Problem statement:
Copy every entry word for word. Skip the pictures.

····················

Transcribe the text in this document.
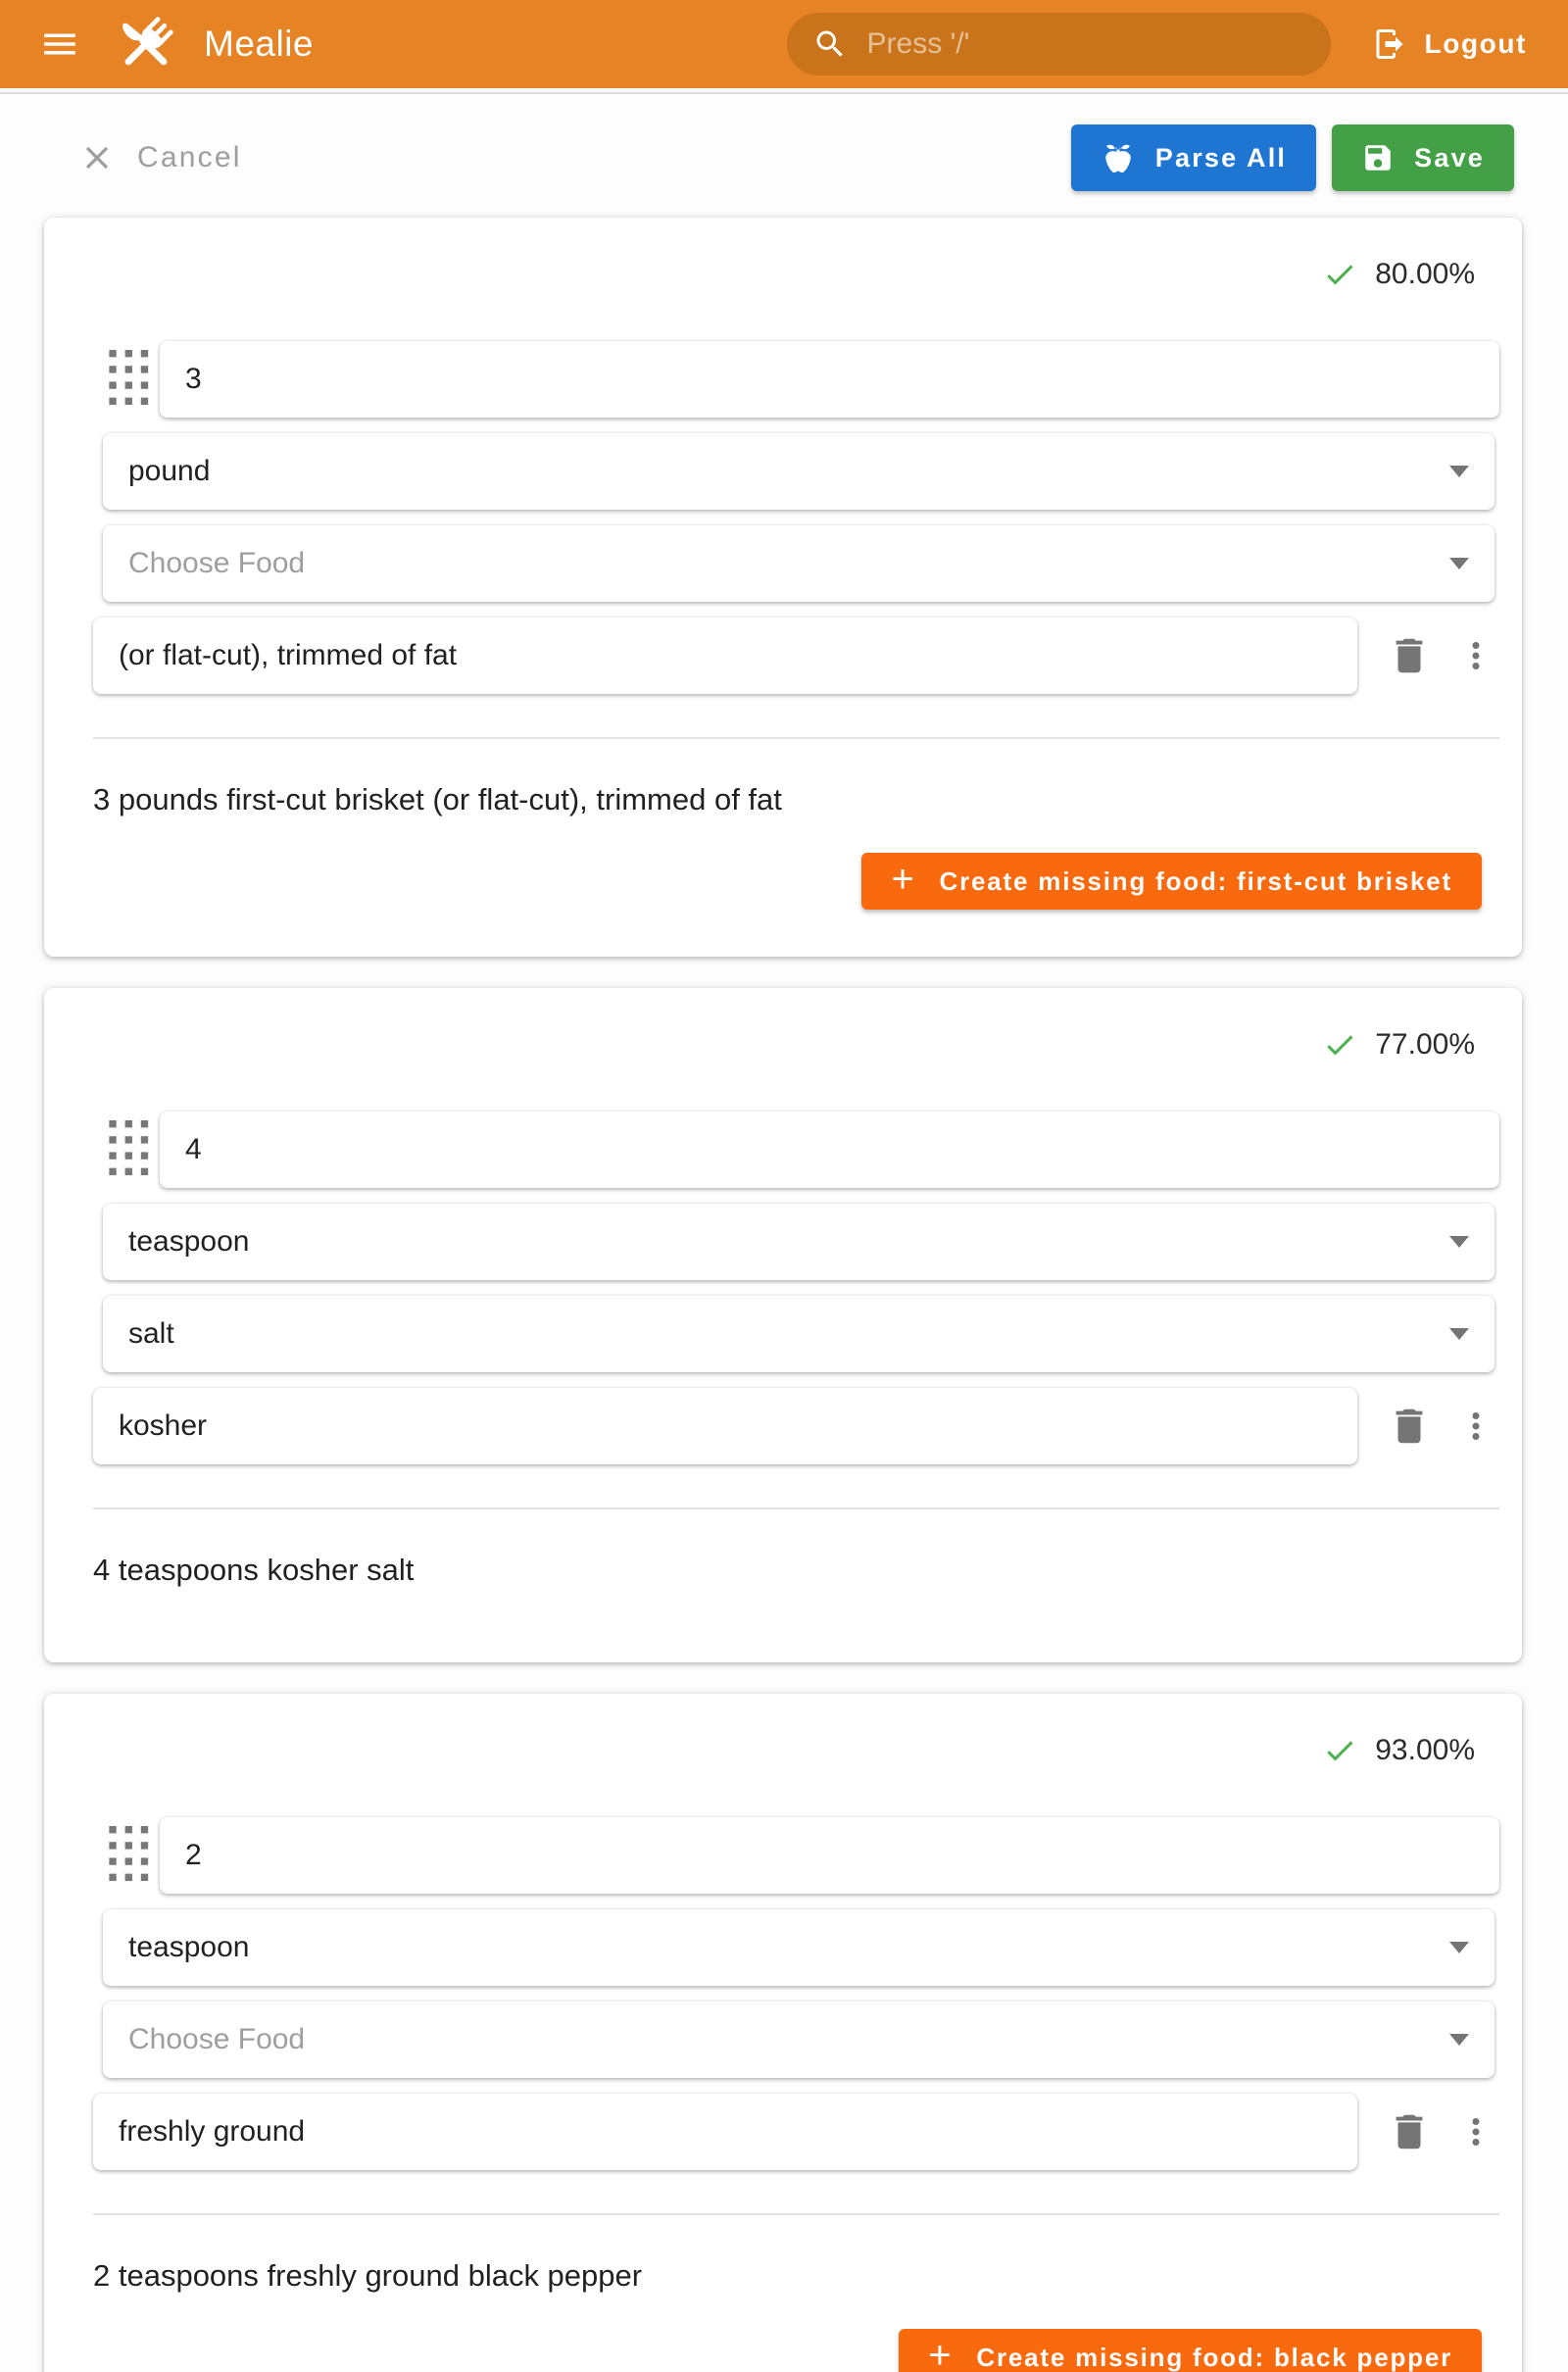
Mealie	Press '/'	Logout
Cancel	Parse All	Save
80.00%
3
pound
Choose Food
(or flat-cut), trimmed of fat
3 pounds first-cut brisket (or flat-cut), trimmed of fat
+ Create missing food: first-cut brisket
77.00%
4
teaspoon
salt
kosher
4 teaspoons kosher salt
93.00%
2
teaspoon
Choose Food
freshly ground
2 teaspoons freshly ground black pepper
+ Create missing food: black pepper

····················

Answer to this task:
Transcribe the text in this document.
Mealie	Press '/'	Logout
Cancel	Parse All	Save
80.00%
3
pound
Choose Food
(or flat-cut), trimmed of fat
3 pounds first-cut brisket (or flat-cut), trimmed of fat
+ Create missing food: first-cut brisket
77.00%
4
teaspoon
salt
kosher
4 teaspoons kosher salt
93.00%
2
teaspoon
Choose Food
freshly ground
2 teaspoons freshly ground black pepper
+ Create missing food: black pepper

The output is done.